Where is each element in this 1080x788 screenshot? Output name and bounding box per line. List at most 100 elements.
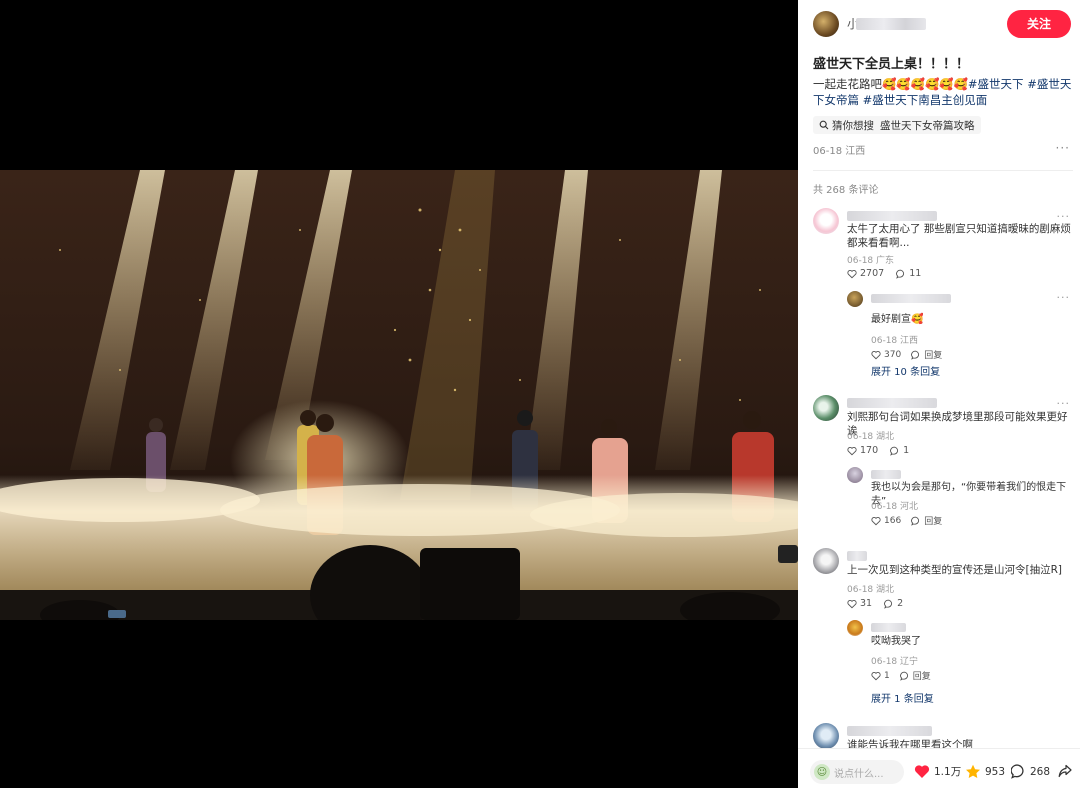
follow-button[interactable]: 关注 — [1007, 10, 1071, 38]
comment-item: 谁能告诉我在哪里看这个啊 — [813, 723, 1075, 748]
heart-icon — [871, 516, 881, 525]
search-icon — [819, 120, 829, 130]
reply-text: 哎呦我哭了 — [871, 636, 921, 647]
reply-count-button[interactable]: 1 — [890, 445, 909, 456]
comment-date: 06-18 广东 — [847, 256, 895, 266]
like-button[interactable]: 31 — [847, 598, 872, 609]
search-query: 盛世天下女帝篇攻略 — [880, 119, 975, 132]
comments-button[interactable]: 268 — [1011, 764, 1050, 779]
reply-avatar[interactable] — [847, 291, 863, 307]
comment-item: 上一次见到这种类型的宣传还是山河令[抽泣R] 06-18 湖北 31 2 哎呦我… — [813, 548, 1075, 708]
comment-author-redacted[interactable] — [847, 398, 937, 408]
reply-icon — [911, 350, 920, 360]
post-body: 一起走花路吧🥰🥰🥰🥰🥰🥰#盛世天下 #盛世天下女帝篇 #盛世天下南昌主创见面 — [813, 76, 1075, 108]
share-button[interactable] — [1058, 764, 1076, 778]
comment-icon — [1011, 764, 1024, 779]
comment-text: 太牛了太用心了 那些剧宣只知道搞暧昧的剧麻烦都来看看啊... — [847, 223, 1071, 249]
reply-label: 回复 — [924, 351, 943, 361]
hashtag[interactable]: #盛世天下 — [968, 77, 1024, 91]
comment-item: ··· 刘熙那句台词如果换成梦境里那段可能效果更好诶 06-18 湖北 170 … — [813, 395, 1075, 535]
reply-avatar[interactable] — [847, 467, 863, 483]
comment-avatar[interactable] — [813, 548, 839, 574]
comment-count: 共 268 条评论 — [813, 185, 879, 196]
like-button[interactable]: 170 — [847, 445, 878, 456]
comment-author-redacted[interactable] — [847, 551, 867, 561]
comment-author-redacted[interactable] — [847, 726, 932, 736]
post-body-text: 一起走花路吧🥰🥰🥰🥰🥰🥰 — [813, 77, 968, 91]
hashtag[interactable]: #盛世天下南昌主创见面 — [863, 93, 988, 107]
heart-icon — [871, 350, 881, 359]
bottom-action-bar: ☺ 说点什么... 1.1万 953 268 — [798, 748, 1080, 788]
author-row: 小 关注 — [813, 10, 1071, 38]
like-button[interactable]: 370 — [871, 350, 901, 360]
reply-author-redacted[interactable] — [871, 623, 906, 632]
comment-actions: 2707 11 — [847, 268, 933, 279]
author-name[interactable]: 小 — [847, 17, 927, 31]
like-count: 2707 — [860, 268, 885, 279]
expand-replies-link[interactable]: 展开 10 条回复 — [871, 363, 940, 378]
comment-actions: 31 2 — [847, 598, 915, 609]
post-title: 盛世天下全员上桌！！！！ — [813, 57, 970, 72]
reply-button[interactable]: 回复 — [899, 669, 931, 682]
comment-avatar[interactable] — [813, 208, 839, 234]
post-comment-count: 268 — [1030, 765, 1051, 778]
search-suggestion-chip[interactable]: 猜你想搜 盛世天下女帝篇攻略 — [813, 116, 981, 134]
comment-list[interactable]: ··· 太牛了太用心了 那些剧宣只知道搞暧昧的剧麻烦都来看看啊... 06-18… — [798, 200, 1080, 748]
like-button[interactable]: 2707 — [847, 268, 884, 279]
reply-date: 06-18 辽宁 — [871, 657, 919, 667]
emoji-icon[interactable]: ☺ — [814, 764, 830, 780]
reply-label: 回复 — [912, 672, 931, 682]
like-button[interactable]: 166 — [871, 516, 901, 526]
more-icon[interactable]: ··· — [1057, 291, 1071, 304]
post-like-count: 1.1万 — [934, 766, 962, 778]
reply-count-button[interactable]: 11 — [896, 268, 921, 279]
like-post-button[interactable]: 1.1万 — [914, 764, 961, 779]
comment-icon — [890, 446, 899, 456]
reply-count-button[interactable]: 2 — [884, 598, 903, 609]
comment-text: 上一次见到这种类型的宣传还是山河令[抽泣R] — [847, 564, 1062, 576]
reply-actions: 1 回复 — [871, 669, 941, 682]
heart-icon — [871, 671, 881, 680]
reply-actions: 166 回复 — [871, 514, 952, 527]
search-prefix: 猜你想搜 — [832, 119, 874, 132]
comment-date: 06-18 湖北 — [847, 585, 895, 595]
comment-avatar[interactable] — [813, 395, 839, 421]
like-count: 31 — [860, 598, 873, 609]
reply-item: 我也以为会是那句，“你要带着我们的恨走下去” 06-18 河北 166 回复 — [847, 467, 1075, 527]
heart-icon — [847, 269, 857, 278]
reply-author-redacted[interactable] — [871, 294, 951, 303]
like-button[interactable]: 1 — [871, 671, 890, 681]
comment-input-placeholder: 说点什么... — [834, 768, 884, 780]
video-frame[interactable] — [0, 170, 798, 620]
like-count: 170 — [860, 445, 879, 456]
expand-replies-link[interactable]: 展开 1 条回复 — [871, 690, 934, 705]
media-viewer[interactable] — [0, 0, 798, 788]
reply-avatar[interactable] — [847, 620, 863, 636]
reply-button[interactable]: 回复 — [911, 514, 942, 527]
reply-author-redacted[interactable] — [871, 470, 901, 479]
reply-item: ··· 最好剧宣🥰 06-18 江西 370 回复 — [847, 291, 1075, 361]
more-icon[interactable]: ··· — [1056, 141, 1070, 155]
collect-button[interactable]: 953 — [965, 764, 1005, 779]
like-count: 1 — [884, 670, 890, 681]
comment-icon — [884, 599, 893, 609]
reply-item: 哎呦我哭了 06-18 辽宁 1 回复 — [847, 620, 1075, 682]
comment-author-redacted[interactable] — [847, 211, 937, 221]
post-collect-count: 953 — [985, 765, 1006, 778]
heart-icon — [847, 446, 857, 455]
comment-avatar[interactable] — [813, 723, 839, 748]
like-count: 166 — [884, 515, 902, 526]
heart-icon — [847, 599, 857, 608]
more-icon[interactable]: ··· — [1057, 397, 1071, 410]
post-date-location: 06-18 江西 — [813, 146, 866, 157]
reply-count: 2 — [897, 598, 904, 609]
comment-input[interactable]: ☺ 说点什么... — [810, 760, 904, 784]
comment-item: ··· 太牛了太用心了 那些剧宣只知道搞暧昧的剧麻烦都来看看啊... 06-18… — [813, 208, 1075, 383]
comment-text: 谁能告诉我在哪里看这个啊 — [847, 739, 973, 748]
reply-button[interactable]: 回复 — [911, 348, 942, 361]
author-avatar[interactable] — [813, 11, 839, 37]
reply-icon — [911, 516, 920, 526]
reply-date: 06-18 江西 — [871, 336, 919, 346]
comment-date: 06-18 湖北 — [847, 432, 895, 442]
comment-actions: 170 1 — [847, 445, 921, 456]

════════════════

■ GOAL ■
Lay out every line of the listing above as a Markdown table with the columns "Row" and "Line," numbering the rows and skipping blank lines. Leave the pictures out of the table.

■ CORRECT RESULT ■
| Row | Line |
|---|---|
| 1 | Where is each element in this 1080x788 screenshot? Output name and bounding box per line. List at most 100 elements. |
| 2 | follow-button[interactable]: 关注 — [1007, 10, 1071, 38] |
| 3 | comment-item: 谁能告诉我在哪里看这个啊 — [813, 723, 1075, 748] |
| 4 | heart-icon — [871, 516, 881, 525] |
| 5 | search-icon — [819, 120, 829, 130] |
| 6 | reply-text: 哎呦我哭了 — [871, 636, 921, 647] |
| 7 | reply-count-button[interactable]: 1 — [890, 445, 909, 456] |
| 8 | comment-date: 06-18 广东 — [847, 256, 895, 266] |
| 9 | like-button[interactable]: 31 — [847, 598, 872, 609] |
| 10 | search-query: 盛世天下女帝篇攻略 — [880, 119, 975, 132] |
| 11 | comments-button[interactable]: 268 — [1011, 764, 1050, 779] |
| 12 | reply-avatar[interactable] — [847, 291, 863, 307] |
| 13 | comment-item: 上一次见到这种类型的宣传还是山河令[抽泣R] 06-18 湖北 31 2 哎呦我… — [813, 548, 1075, 708] |
| 14 | comment-author-redacted[interactable] — [847, 398, 937, 408] |
| 15 | reply-icon — [911, 350, 920, 360] |
| 16 | post-body: 一起走花路吧🥰🥰🥰🥰🥰🥰#盛世天下 #盛世天下女帝篇 #盛世天下南昌主创见面 — [813, 76, 1075, 108] |
| 17 | share-button[interactable] — [1058, 764, 1076, 778] |
| 18 | comment-icon — [1011, 764, 1024, 779] |
| 19 | comment-text: 太牛了太用心了 那些剧宣只知道搞暧昧的剧麻烦都来看看啊... — [847, 223, 1071, 249] |
| 20 | reply-label: 回复 — [924, 351, 943, 361] |
| 21 | hashtag[interactable]: #盛世天下 — [968, 77, 1024, 91] |
| 22 | comment-item: ··· 刘熙那句台词如果换成梦境里那段可能效果更好诶 06-18 湖北 170 … — [813, 395, 1075, 535] |
| 23 | reply-avatar[interactable] — [847, 467, 863, 483] |
| 24 | comment-avatar[interactable] — [813, 548, 839, 574] |
| 25 | comment-count: 共 268 条评论 — [813, 185, 879, 196] |
| 26 | like-button[interactable]: 170 — [847, 445, 878, 456] |
| 27 | comment-author-redacted[interactable] — [847, 551, 867, 561] |
| 28 | comment-author-redacted[interactable] — [847, 726, 932, 736] |
| 29 | post-body-text: 一起走花路吧🥰🥰🥰🥰🥰🥰 — [813, 77, 968, 91] |
| 30 | hashtag[interactable]: #盛世天下南昌主创见面 — [863, 93, 988, 107] |
| 31 | heart-icon — [871, 350, 881, 359] |
| 32 | bottom-action-bar: ☺ 说点什么... 1.1万 953 268 — [798, 748, 1080, 788] |
| 33 | author-row: 小 关注 — [813, 10, 1071, 38] |
| 34 | like-button[interactable]: 370 — [871, 350, 901, 360] |
| 35 | reply-author-redacted[interactable] — [871, 623, 906, 632] |
| 36 | comment-actions: 2707 11 — [847, 268, 933, 279] |
| 37 | author-name[interactable]: 小 — [847, 17, 927, 31] |
| 38 | like-count: 2707 — [860, 268, 885, 279] |
| 39 | expand-replies-link[interactable]: 展开 10 条回复 — [871, 363, 940, 378] |
| 40 | comment-actions: 31 2 — [847, 598, 915, 609] |
| 41 | post-title: 盛世天下全员上桌！！！！ — [813, 57, 970, 72] |
| 42 | reply-button[interactable]: 回复 — [899, 669, 931, 682] |
| 43 | comment-avatar[interactable] — [813, 208, 839, 234] |
| 44 | post-comment-count: 268 — [1030, 765, 1051, 778] |
| 45 | search-suggestion-chip[interactable]: 猜你想搜 盛世天下女帝篇攻略 — [813, 116, 981, 134] |
| 46 | comment-list[interactable]: ··· 太牛了太用心了 那些剧宣只知道搞暧昧的剧麻烦都来看看啊... 06-18… — [798, 200, 1080, 748] |
| 47 | like-button[interactable]: 2707 — [847, 268, 884, 279] |
| 48 | reply-date: 06-18 辽宁 — [871, 657, 919, 667] |
| 49 | emoji-icon[interactable]: ☺ — [814, 764, 830, 780] |
| 50 | reply-label: 回复 — [912, 672, 931, 682] |
| 51 | like-button[interactable]: 166 — [871, 516, 901, 526] |
| 52 | more-icon[interactable]: ··· — [1057, 291, 1071, 304] |
| 53 | post-like-count: 1.1万 — [934, 766, 962, 778] |
| 54 | reply-count-button[interactable]: 11 — [896, 268, 921, 279] |
| 55 | like-post-button[interactable]: 1.1万 — [914, 764, 961, 779] |
| 56 | comment-icon — [890, 446, 899, 456] |
| 57 | reply-count-button[interactable]: 2 — [884, 598, 903, 609] |
| 58 | comment-text: 上一次见到这种类型的宣传还是山河令[抽泣R] — [847, 564, 1062, 576] |
| 59 | reply-actions: 1 回复 — [871, 669, 941, 682] |
| 60 | heart-icon — [871, 671, 881, 680] |
| 61 | reply-actions: 166 回复 — [871, 514, 952, 527] |
| 62 | search-prefix: 猜你想搜 — [832, 119, 874, 132] |
| 63 | comment-date: 06-18 湖北 — [847, 585, 895, 595] |
| 64 | comment-avatar[interactable] — [813, 395, 839, 421] |
| 65 | like-count: 31 — [860, 598, 873, 609] |
| 66 | reply-item: 我也以为会是那句，“你要带着我们的恨走下去” 06-18 河北 166 回复 — [847, 467, 1075, 527] |
| 67 | heart-icon — [847, 269, 857, 278] |
| 68 | reply-author-redacted[interactable] — [871, 294, 951, 303] |
| 69 | like-button[interactable]: 1 — [871, 671, 890, 681] |
| 70 | comment-input-placeholder: 说点什么... — [834, 768, 884, 780] |
| 71 | video-frame[interactable] — [0, 170, 798, 620] |
| 72 | like-count: 170 — [860, 445, 879, 456] |
| 73 | expand-replies-link[interactable]: 展开 1 条回复 — [871, 690, 934, 705] |
| 74 | media-viewer[interactable] — [0, 0, 798, 788] |
| 75 | reply-avatar[interactable] — [847, 620, 863, 636] |
| 76 | reply-button[interactable]: 回复 — [911, 514, 942, 527] |
| 77 | reply-author-redacted[interactable] — [871, 470, 901, 479] |
| 78 | reply-item: ··· 最好剧宣🥰 06-18 江西 370 回复 — [847, 291, 1075, 361] |
| 79 | more-icon[interactable]: ··· — [1056, 141, 1070, 155] |
| 80 | collect-button[interactable]: 953 — [965, 764, 1005, 779] |
| 81 | like-count: 1 — [884, 670, 890, 681] |
| 82 | comment-icon — [884, 599, 893, 609] |
| 83 | reply-item: 哎呦我哭了 06-18 辽宁 1 回复 — [847, 620, 1075, 682] |
| 84 | comment-author-redacted[interactable] — [847, 211, 937, 221] |
| 85 | post-collect-count: 953 — [985, 765, 1006, 778] |
| 86 | heart-icon — [847, 446, 857, 455] |
| 87 | comment-avatar[interactable] — [813, 723, 839, 748] |
| 88 | like-count: 166 — [884, 515, 902, 526] |
| 89 | heart-icon — [847, 599, 857, 608] |
| 90 | more-icon[interactable]: ··· — [1057, 397, 1071, 410] |
| 91 | post-date-location: 06-18 江西 — [813, 146, 866, 157] |
| 92 | reply-count: 2 — [897, 598, 904, 609] |
| 93 | comment-input[interactable]: ☺ 说点什么... — [810, 760, 904, 784] |
| 94 | comment-item: ··· 太牛了太用心了 那些剧宣只知道搞暧昧的剧麻烦都来看看啊... 06-18… — [813, 208, 1075, 383] |
| 95 | comment-text: 谁能告诉我在哪里看这个啊 — [847, 739, 973, 748] |
| 96 | reply-button[interactable]: 回复 — [911, 348, 942, 361] |
| 97 | author-avatar[interactable] — [813, 11, 839, 37] |
| 98 | reply-icon — [911, 516, 920, 526] |
| 99 | reply-date: 06-18 江西 — [871, 336, 919, 346] |
| 100 | comment-date: 06-18 湖北 — [847, 432, 895, 442] |
| 101 | comment-actions: 170 1 — [847, 445, 921, 456] |